▶ [TASK OBJECTIVE] Where a line contains the word "a₂₀₁₁", copy that line.

▶ [EXTRACTED MATERIAL]
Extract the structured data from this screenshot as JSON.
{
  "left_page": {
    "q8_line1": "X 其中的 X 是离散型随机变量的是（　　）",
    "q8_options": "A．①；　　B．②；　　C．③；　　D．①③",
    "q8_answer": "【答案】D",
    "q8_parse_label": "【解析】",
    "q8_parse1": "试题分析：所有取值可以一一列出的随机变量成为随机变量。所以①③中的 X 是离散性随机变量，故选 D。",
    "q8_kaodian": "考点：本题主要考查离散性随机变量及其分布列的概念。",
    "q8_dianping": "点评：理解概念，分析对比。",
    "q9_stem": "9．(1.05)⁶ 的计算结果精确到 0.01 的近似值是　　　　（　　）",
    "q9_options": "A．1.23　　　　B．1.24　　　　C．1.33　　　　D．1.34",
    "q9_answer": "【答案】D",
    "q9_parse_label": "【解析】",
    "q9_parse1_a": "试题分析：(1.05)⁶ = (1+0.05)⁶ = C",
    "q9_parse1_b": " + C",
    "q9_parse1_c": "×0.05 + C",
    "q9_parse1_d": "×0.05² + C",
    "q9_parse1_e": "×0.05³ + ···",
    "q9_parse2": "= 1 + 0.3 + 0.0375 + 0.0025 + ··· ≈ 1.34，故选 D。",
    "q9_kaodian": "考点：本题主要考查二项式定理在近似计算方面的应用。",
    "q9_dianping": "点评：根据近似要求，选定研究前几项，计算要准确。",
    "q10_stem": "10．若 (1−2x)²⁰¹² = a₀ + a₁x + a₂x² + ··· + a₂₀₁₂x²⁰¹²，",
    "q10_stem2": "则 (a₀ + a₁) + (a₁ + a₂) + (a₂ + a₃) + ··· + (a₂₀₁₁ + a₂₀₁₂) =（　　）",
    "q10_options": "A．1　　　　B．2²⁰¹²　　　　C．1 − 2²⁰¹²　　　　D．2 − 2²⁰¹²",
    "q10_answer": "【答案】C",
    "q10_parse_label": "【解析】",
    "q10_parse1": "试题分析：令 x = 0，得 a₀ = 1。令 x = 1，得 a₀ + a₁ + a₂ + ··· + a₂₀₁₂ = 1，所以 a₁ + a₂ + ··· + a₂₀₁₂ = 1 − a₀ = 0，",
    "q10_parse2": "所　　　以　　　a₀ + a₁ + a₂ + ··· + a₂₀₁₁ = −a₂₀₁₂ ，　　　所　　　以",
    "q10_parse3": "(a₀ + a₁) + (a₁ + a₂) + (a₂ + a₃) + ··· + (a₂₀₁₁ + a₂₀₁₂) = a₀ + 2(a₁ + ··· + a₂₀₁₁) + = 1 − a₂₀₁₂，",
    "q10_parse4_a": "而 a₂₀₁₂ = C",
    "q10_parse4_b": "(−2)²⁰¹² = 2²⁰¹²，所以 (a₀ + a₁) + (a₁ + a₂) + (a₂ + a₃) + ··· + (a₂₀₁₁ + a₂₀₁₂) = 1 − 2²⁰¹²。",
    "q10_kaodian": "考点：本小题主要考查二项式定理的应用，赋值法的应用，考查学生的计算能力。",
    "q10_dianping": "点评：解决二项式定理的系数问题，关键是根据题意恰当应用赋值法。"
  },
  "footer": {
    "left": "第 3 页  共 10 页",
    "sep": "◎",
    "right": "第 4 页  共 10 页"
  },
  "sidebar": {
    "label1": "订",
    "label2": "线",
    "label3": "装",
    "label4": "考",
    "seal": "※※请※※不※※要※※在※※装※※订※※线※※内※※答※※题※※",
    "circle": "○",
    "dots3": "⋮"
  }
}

▶ [RESPONSE TO THE EXERCISE]
    "q10_stem2": "则 (a₀ + a₁) + (a₁ + a₂) + (a₂ + a₃) + ··· + (a₂₀₁₁ + a₂₀₁₂) =（　　）",
    "q10_parse2": "所　　　以　　　a₀ + a₁ + a₂ + ··· + a₂₀₁₁ = −a₂₀₁₂ ，　　　所　　　以",
    "q10_parse3": "(a₀ + a₁) + (a₁ + a₂) + (a₂ + a₃) + ··· + (a₂₀₁₁ + a₂₀₁₂) = a₀ + 2(a₁ + ··· + a₂₀₁₁) + = 1 − a₂₀₁₂，",
    "q10_parse4_b": "(−2)²⁰¹² = 2²⁰¹²，所以 (a₀ + a₁) + (a₁ + a₂) + (a₂ + a₃) + ··· + (a₂₀₁₁ + a₂₀₁₂) = 1 − 2²⁰¹²。",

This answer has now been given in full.